Stored data:

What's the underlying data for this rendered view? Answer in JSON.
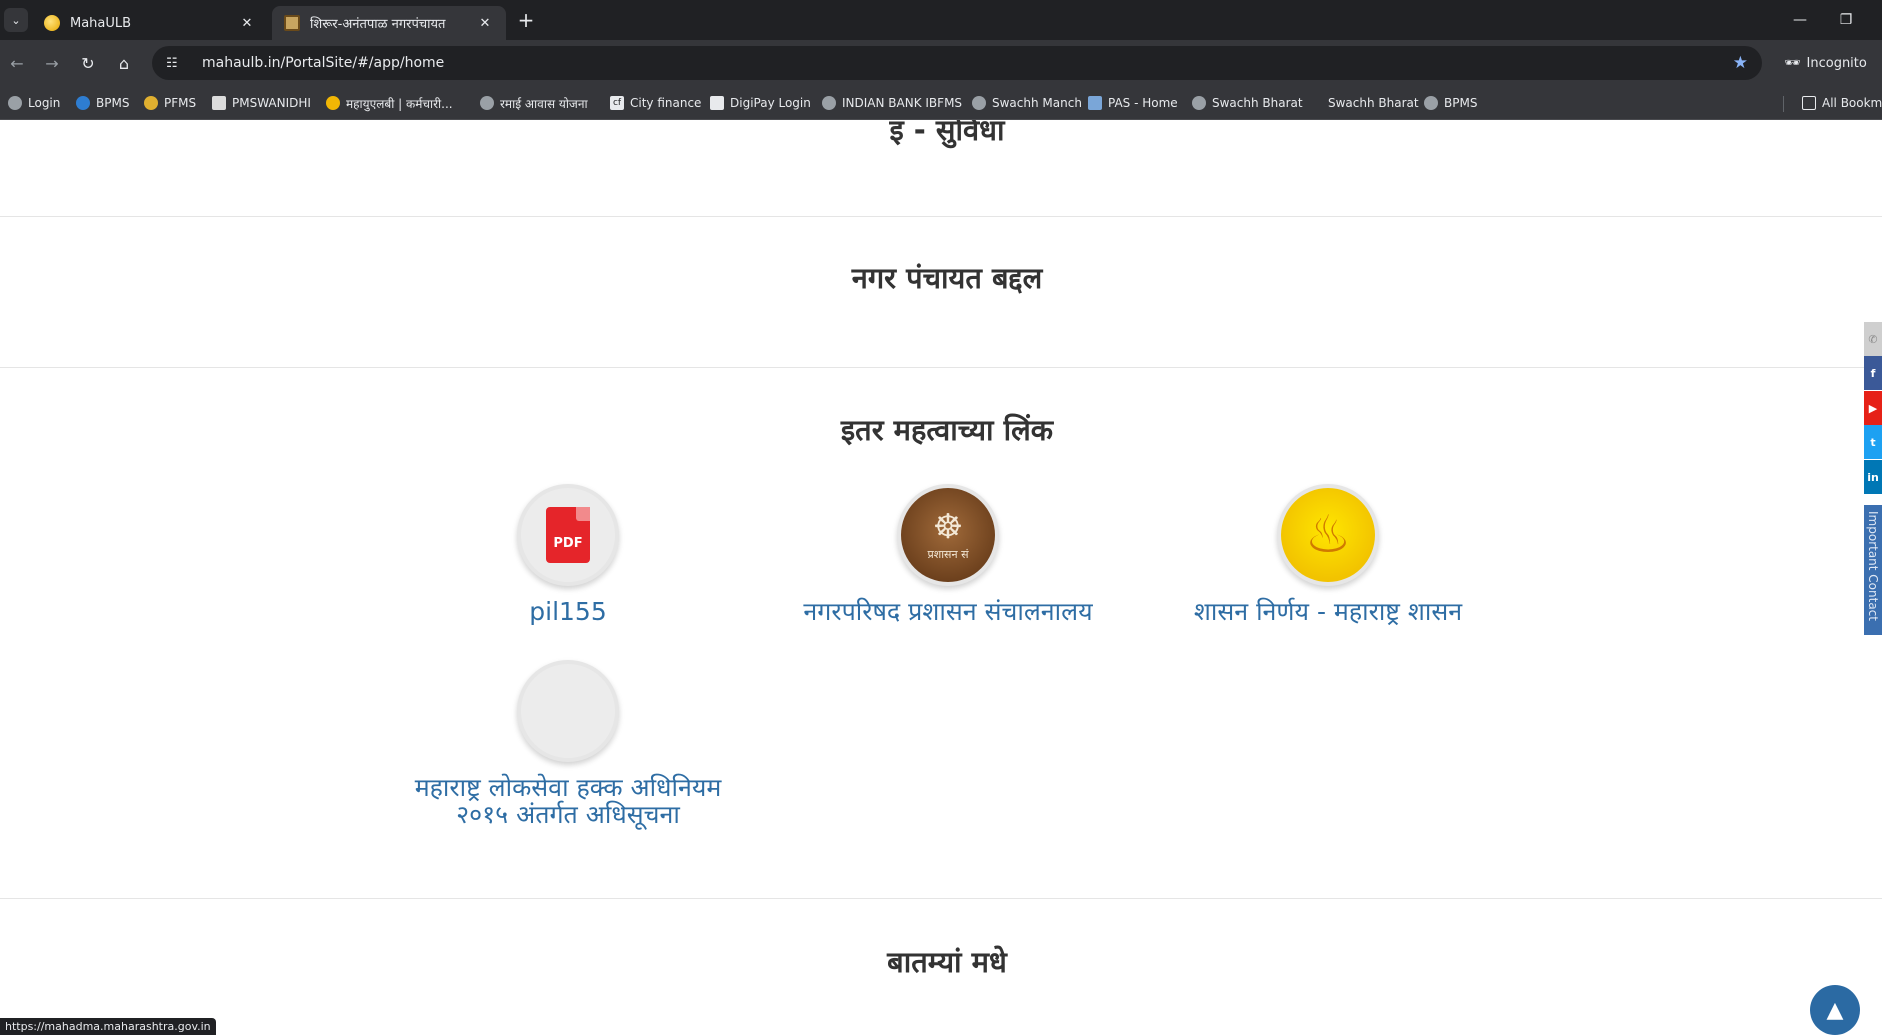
{
  "browser": {
    "tabs": [
      {
        "title": "MahaULB"
      },
      {
        "title": "शिरूर-अनंतपाळ नगरपंचायत"
      }
    ],
    "address": "mahaulb.in/PortalSite/#/app/home",
    "incognito_label": "Incognito",
    "bookmarks": [
      {
        "label": "Login",
        "icon": "globe-icon"
      },
      {
        "label": "BPMS",
        "icon": "globe-icon"
      },
      {
        "label": "PFMS",
        "icon": "emblem-icon"
      },
      {
        "label": "PMSWANIDHI",
        "icon": "pm-icon"
      },
      {
        "label": "महायुएलबी | कर्मचारी...",
        "icon": "coin-icon"
      },
      {
        "label": "रमाई आवास योजना",
        "icon": "globe-icon"
      },
      {
        "label": "City finance",
        "icon": "cf-icon"
      },
      {
        "label": "DigiPay Login",
        "icon": "digipay-icon"
      },
      {
        "label": "INDIAN BANK IBFMS",
        "icon": "globe-icon"
      },
      {
        "label": "Swachh Manch",
        "icon": "globe-icon"
      },
      {
        "label": "PAS - Home",
        "icon": "pas-icon"
      },
      {
        "label": "Swachh Bharat",
        "icon": "globe-icon"
      },
      {
        "label": "Swachh Bharat",
        "icon": "blank-icon"
      },
      {
        "label": "BPMS",
        "icon": "globe-icon"
      }
    ],
    "all_bookmarks": "All Bookma",
    "status_url": "https://mahadma.maharashtra.gov.in"
  },
  "page": {
    "sections": {
      "eservices": "इ - सुविधा",
      "about": "नगर पंचायत बद्दल",
      "links": "इतर महत्वाच्या लिंक",
      "news": "बातम्यां मधे"
    },
    "important_links": [
      {
        "label": "pil155",
        "icon": "pdf-icon",
        "icon_text": "PDF"
      },
      {
        "label": "नगरपरिषद प्रशासन संचालनालय",
        "icon": "state-emblem-icon",
        "icon_text": "प्रशासन सं"
      },
      {
        "label": "शासन निर्णय - महाराष्ट्र शासन",
        "icon": "lamp-icon"
      },
      {
        "label": "महाराष्ट्र लोकसेवा हक्क अधिनियम २०१५ अंतर्गत अधिसूचना",
        "icon": "blank-image-icon"
      }
    ],
    "side_contact_label": "Important Contact",
    "colors": {
      "link_blue": "#2e6da4",
      "heading": "#333333",
      "facebook": "#3b5998",
      "youtube": "#e62117",
      "twitter": "#1da1f2",
      "linkedin": "#0077b5"
    }
  }
}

- _Exercise task_: Transcribe the preceding listing in its entirety and with exact wording, leaving out pictures.

- _The result_:
What's the underlying data for this rendered view? Answer in JSON.
{
  "browser": {
    "tabs": [
      {
        "title": "MahaULB"
      },
      {
        "title": "शिरूर-अनंतपाळ नगरपंचायत"
      }
    ],
    "address": "mahaulb.in/PortalSite/#/app/home",
    "incognito_label": "Incognito",
    "bookmarks": [
      {
        "label": "Login",
        "icon": "globe-icon"
      },
      {
        "label": "BPMS",
        "icon": "globe-icon"
      },
      {
        "label": "PFMS",
        "icon": "emblem-icon"
      },
      {
        "label": "PMSWANIDHI",
        "icon": "pm-icon"
      },
      {
        "label": "महायुएलबी | कर्मचारी...",
        "icon": "coin-icon"
      },
      {
        "label": "रमाई आवास योजना",
        "icon": "globe-icon"
      },
      {
        "label": "City finance",
        "icon": "cf-icon"
      },
      {
        "label": "DigiPay Login",
        "icon": "digipay-icon"
      },
      {
        "label": "INDIAN BANK IBFMS",
        "icon": "globe-icon"
      },
      {
        "label": "Swachh Manch",
        "icon": "globe-icon"
      },
      {
        "label": "PAS - Home",
        "icon": "pas-icon"
      },
      {
        "label": "Swachh Bharat",
        "icon": "globe-icon"
      },
      {
        "label": "Swachh Bharat",
        "icon": "blank-icon"
      },
      {
        "label": "BPMS",
        "icon": "globe-icon"
      }
    ],
    "all_bookmarks": "All Bookma",
    "status_url": "https://mahadma.maharashtra.gov.in"
  },
  "page": {
    "sections": {
      "eservices": "इ - सुविधा",
      "about": "नगर पंचायत बद्दल",
      "links": "इतर महत्वाच्या लिंक",
      "news": "बातम्यां मधे"
    },
    "important_links": [
      {
        "label": "pil155",
        "icon": "pdf-icon",
        "icon_text": "PDF"
      },
      {
        "label": "नगरपरिषद प्रशासन संचालनालय",
        "icon": "state-emblem-icon",
        "icon_text": "प्रशासन सं"
      },
      {
        "label": "शासन निर्णय - महाराष्ट्र शासन",
        "icon": "lamp-icon"
      },
      {
        "label": "महाराष्ट्र लोकसेवा हक्क अधिनियम २०१५ अंतर्गत अधिसूचना",
        "icon": "blank-image-icon"
      }
    ],
    "side_contact_label": "Important Contact",
    "colors": {
      "link_blue": "#2e6da4",
      "heading": "#333333",
      "facebook": "#3b5998",
      "youtube": "#e62117",
      "twitter": "#1da1f2",
      "linkedin": "#0077b5"
    }
  }
}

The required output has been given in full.